━━━━━ Provided records

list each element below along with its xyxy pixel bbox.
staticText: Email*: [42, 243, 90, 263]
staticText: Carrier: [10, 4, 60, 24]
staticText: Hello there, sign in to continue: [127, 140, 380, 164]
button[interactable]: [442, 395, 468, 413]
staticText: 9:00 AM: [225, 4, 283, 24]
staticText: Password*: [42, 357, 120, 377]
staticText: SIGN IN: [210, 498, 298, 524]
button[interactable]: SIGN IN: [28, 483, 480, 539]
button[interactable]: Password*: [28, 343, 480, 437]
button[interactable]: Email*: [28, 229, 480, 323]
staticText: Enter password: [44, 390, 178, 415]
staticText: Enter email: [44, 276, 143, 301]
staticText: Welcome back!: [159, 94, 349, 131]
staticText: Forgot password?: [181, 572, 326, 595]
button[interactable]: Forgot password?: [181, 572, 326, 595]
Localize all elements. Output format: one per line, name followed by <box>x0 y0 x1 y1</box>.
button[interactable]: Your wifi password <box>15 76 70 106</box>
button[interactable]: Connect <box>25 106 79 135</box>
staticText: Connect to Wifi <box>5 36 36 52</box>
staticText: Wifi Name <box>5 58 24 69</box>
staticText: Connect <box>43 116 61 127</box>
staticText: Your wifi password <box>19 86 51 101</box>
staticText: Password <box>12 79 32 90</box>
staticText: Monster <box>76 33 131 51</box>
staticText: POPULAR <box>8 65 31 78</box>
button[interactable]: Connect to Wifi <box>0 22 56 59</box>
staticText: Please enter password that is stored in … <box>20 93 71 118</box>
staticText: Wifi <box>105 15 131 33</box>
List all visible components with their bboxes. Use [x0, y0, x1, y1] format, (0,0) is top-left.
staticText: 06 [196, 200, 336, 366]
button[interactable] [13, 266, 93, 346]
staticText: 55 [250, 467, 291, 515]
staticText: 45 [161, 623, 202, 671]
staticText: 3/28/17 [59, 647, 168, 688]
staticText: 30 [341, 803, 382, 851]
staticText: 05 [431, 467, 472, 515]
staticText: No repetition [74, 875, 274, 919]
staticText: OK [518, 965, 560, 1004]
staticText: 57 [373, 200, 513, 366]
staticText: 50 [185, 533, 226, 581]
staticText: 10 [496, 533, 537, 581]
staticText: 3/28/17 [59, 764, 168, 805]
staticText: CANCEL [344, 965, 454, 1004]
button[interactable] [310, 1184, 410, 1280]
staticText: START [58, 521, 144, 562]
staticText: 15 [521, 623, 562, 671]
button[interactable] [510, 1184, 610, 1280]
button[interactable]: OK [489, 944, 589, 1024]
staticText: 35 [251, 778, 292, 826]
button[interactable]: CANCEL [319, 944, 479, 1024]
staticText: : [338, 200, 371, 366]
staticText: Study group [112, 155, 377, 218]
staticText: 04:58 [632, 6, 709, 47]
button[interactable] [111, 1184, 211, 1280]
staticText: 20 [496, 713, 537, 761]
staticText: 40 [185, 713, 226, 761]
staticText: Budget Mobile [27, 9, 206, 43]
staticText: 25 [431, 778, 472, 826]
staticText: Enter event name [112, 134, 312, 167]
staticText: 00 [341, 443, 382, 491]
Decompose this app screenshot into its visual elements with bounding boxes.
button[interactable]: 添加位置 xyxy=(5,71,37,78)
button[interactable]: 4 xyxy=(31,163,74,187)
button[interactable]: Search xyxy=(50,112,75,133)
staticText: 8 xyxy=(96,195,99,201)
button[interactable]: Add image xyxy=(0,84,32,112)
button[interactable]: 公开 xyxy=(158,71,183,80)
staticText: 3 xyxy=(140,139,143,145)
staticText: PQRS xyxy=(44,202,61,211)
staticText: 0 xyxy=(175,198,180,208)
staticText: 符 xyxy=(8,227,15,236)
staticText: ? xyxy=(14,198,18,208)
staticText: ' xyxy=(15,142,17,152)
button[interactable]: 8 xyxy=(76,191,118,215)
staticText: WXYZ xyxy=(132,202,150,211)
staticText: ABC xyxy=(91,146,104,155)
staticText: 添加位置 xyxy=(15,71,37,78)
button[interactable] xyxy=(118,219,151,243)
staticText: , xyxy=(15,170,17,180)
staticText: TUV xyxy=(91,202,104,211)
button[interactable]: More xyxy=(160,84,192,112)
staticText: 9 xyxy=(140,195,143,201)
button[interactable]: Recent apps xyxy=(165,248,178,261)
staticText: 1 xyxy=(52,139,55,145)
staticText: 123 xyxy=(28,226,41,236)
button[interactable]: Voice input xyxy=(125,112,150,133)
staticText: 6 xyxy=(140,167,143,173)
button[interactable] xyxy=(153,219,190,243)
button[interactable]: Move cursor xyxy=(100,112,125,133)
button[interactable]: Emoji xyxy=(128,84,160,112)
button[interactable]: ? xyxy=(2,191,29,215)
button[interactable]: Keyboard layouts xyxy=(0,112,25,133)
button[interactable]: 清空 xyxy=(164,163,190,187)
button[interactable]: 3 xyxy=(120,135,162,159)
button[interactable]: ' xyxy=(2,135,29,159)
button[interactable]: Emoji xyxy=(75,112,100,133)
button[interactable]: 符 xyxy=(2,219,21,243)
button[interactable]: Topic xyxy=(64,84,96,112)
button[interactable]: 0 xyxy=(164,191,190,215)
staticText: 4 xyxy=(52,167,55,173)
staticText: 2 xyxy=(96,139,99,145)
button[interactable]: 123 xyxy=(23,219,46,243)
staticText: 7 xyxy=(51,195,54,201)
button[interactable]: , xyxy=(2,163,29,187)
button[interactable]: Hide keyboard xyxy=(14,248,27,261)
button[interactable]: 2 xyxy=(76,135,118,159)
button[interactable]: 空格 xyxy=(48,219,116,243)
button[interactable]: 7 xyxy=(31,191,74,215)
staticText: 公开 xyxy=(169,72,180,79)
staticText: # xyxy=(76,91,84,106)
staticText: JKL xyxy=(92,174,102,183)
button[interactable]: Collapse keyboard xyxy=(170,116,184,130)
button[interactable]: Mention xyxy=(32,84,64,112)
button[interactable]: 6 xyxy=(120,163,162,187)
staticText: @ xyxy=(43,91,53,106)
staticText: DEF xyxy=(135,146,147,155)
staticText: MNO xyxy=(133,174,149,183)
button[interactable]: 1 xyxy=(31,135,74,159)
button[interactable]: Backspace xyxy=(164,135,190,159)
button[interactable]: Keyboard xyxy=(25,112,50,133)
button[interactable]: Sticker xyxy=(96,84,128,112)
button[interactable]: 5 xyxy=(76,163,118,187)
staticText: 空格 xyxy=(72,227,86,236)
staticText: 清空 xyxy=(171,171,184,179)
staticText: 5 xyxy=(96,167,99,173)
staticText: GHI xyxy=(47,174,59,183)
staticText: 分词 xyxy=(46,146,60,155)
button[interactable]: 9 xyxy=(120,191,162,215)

━━━━━━━━━━

### Set exercise
Can you turn all the items above into a Markdown table with a Row column for the row number and a Line column for the line itself, leaving out any blank lines?

### Written response
| Row | Line |
|---|---|
| 1 | list each element below along with its xyxy pixel bbox. |
| 2 | staticText: Email*: [42, 243, 90, 263] |
| 3 | staticText: Carrier: [10, 4, 60, 24] |
| 4 | staticText: Hello there, sign in to continue: [127, 140, 380, 164] |
| 5 | button[interactable]: [442, 395, 468, 413] |
| 6 | staticText: 9:00 AM: [225, 4, 283, 24] |
| 7 | staticText: Password*: [42, 357, 120, 377] |
| 8 | staticText: SIGN IN: [210, 498, 298, 524] |
| 9 | button[interactable]: SIGN IN: [28, 483, 480, 539] |
| 10 | button[interactable]: Password*: [28, 343, 480, 437] |
| 11 | button[interactable]: Email*: [28, 229, 480, 323] |
| 12 | staticText: Enter password: [44, 390, 178, 415] |
| 13 | staticText: Enter email: [44, 276, 143, 301] |
| 14 | staticText: Welcome back!: [159, 94, 349, 131] |
| 15 | staticText: Forgot password?: [181, 572, 326, 595] |
| 16 | button[interactable]: Forgot password?: [181, 572, 326, 595] |
| 17 | Localize all elements. Output format: one per line, name followed by <box>x0 y0 x1 y1</box>. |
| 18 | button[interactable]: Your wifi password <box>15 76 70 106</box> |
| 19 | button[interactable]: Connect <box>25 106 79 135</box> |
| 20 | staticText: Connect to Wifi <box>5 36 36 52</box> |
| 21 | staticText: Wifi Name <box>5 58 24 69</box> |
| 22 | staticText: Connect <box>43 116 61 127</box> |
| 23 | staticText: Your wifi password <box>19 86 51 101</box> |
| 24 | staticText: Password <box>12 79 32 90</box> |
| 25 | staticText: Monster <box>76 33 131 51</box> |
| 26 | staticText: POPULAR <box>8 65 31 78</box> |
| 27 | button[interactable]: Connect to Wifi <box>0 22 56 59</box> |
| 28 | staticText: Please enter password that is stored in … <box>20 93 71 118</box> |
| 29 | staticText: Wifi <box>105 15 131 33</box> |
| 30 | List all visible components with their bboxes. Use [x0, y0, x1, y1] format, (0,0) is top-left. |
| 31 | staticText: 06 [196, 200, 336, 366] |
| 32 | button[interactable] [13, 266, 93, 346] |
| 33 | staticText: 55 [250, 467, 291, 515] |
| 34 | staticText: 45 [161, 623, 202, 671] |
| 35 | staticText: 3/28/17 [59, 647, 168, 688] |
| 36 | staticText: 30 [341, 803, 382, 851] |
| 37 | staticText: 05 [431, 467, 472, 515] |
| 38 | staticText: No repetition [74, 875, 274, 919] |
| 39 | staticText: OK [518, 965, 560, 1004] |
| 40 | staticText: 57 [373, 200, 513, 366] |
| 41 | staticText: 50 [185, 533, 226, 581] |
| 42 | staticText: 10 [496, 533, 537, 581] |
| 43 | staticText: 3/28/17 [59, 764, 168, 805] |
| 44 | staticText: CANCEL [344, 965, 454, 1004] |
| 45 | button[interactable] [310, 1184, 410, 1280] |
| 46 | staticText: START [58, 521, 144, 562] |
| 47 | staticText: 15 [521, 623, 562, 671] |
| 48 | button[interactable] [510, 1184, 610, 1280] |
| 49 | button[interactable]: OK [489, 944, 589, 1024] |
| 50 | staticText: 35 [251, 778, 292, 826] |
| 51 | button[interactable]: CANCEL [319, 944, 479, 1024] |
| 52 | staticText: : [338, 200, 371, 366] |
| 53 | staticText: Study group [112, 155, 377, 218] |
| 54 | staticText: 04:58 [632, 6, 709, 47] |
| 55 | button[interactable] [111, 1184, 211, 1280] |
| 56 | staticText: 20 [496, 713, 537, 761] |
| 57 | staticText: 40 [185, 713, 226, 761] |
| 58 | staticText: Budget Mobile [27, 9, 206, 43] |
| 59 | staticText: 25 [431, 778, 472, 826] |
| 60 | staticText: Enter event name [112, 134, 312, 167] |
| 61 | staticText: 00 [341, 443, 382, 491] |
| 62 | Decompose this app screenshot into its visual elements with bounding boxes. |
| 63 | button[interactable]: 添加位置 xyxy=(5,71,37,78) |
| 64 | button[interactable]: 4 xyxy=(31,163,74,187) |
| 65 | button[interactable]: Search xyxy=(50,112,75,133) |
| 66 | staticText: 8 xyxy=(96,195,99,201) |
| 67 | button[interactable]: Add image xyxy=(0,84,32,112) |
| 68 | button[interactable]: 公开 xyxy=(158,71,183,80) |
| 69 | staticText: 3 xyxy=(140,139,143,145) |
| 70 | staticText: PQRS xyxy=(44,202,61,211) |
| 71 | staticText: 0 xyxy=(175,198,180,208) |
| 72 | staticText: 符 xyxy=(8,227,15,236) |
| 73 | staticText: ? xyxy=(14,198,18,208) |
| 74 | staticText: ' xyxy=(15,142,17,152) |
| 75 | button[interactable]: 8 xyxy=(76,191,118,215) |
| 76 | staticText: WXYZ xyxy=(132,202,150,211) |
| 77 | staticText: ABC xyxy=(91,146,104,155) |
| 78 | staticText: 添加位置 xyxy=(15,71,37,78) |
| 79 | button[interactable] xyxy=(118,219,151,243) |
| 80 | staticText: , xyxy=(15,170,17,180) |
| 81 | staticText: TUV xyxy=(91,202,104,211) |
| 82 | button[interactable]: More xyxy=(160,84,192,112) |
| 83 | staticText: 9 xyxy=(140,195,143,201) |
| 84 | button[interactable]: Recent apps xyxy=(165,248,178,261) |
| 85 | staticText: 1 xyxy=(52,139,55,145) |
| 86 | staticText: 123 xyxy=(28,226,41,236) |
| 87 | button[interactable]: Voice input xyxy=(125,112,150,133) |
| 88 | staticText: 6 xyxy=(140,167,143,173) |
| 89 | button[interactable] xyxy=(153,219,190,243) |
| 90 | button[interactable]: Move cursor xyxy=(100,112,125,133) |
| 91 | button[interactable]: Emoji xyxy=(128,84,160,112) |
| 92 | button[interactable]: ? xyxy=(2,191,29,215) |
| 93 | button[interactable]: Keyboard layouts xyxy=(0,112,25,133) |
| 94 | button[interactable]: 清空 xyxy=(164,163,190,187) |
| 95 | button[interactable]: 3 xyxy=(120,135,162,159) |
| 96 | button[interactable]: ' xyxy=(2,135,29,159) |
| 97 | button[interactable]: Emoji xyxy=(75,112,100,133) |
| 98 | button[interactable]: 符 xyxy=(2,219,21,243) |
| 99 | button[interactable]: Topic xyxy=(64,84,96,112) |
| 100 | button[interactable]: 0 xyxy=(164,191,190,215) |
| 101 | staticText: 4 xyxy=(52,167,55,173) |
| 102 | staticText: 2 xyxy=(96,139,99,145) |
| 103 | button[interactable]: 123 xyxy=(23,219,46,243) |
| 104 | staticText: 7 xyxy=(51,195,54,201) |
| 105 | button[interactable]: , xyxy=(2,163,29,187) |
| 106 | button[interactable]: Hide keyboard xyxy=(14,248,27,261) |
| 107 | button[interactable]: 2 xyxy=(76,135,118,159) |
| 108 | button[interactable]: 空格 xyxy=(48,219,116,243) |
| 109 | button[interactable]: 7 xyxy=(31,191,74,215) |
| 110 | staticText: 公开 xyxy=(169,72,180,79) |
| 111 | staticText: # xyxy=(76,91,84,106) |
| 112 | staticText: JKL xyxy=(92,174,102,183) |
| 113 | button[interactable]: Collapse keyboard xyxy=(170,116,184,130) |
| 114 | button[interactable]: Mention xyxy=(32,84,64,112) |
| 115 | button[interactable]: 6 xyxy=(120,163,162,187) |
| 116 | staticText: @ xyxy=(43,91,53,106) |
| 117 | staticText: DEF xyxy=(135,146,147,155) |
| 118 | staticText: MNO xyxy=(133,174,149,183) |
| 119 | button[interactable]: 1 xyxy=(31,135,74,159) |
| 120 | button[interactable]: Backspace xyxy=(164,135,190,159) |
| 121 | button[interactable]: Keyboard xyxy=(25,112,50,133) |
| 122 | button[interactable]: Sticker xyxy=(96,84,128,112) |
| 123 | button[interactable]: 5 xyxy=(76,163,118,187) |
| 124 | staticText: 空格 xyxy=(72,227,86,236) |
| 125 | staticText: 清空 xyxy=(171,171,184,179) |
| 126 | staticText: 5 xyxy=(96,167,99,173) |
| 127 | staticText: GHI xyxy=(47,174,59,183) |
| 128 | staticText: 分词 xyxy=(46,146,60,155) |
| 129 | button[interactable]: 9 xyxy=(120,191,162,215) |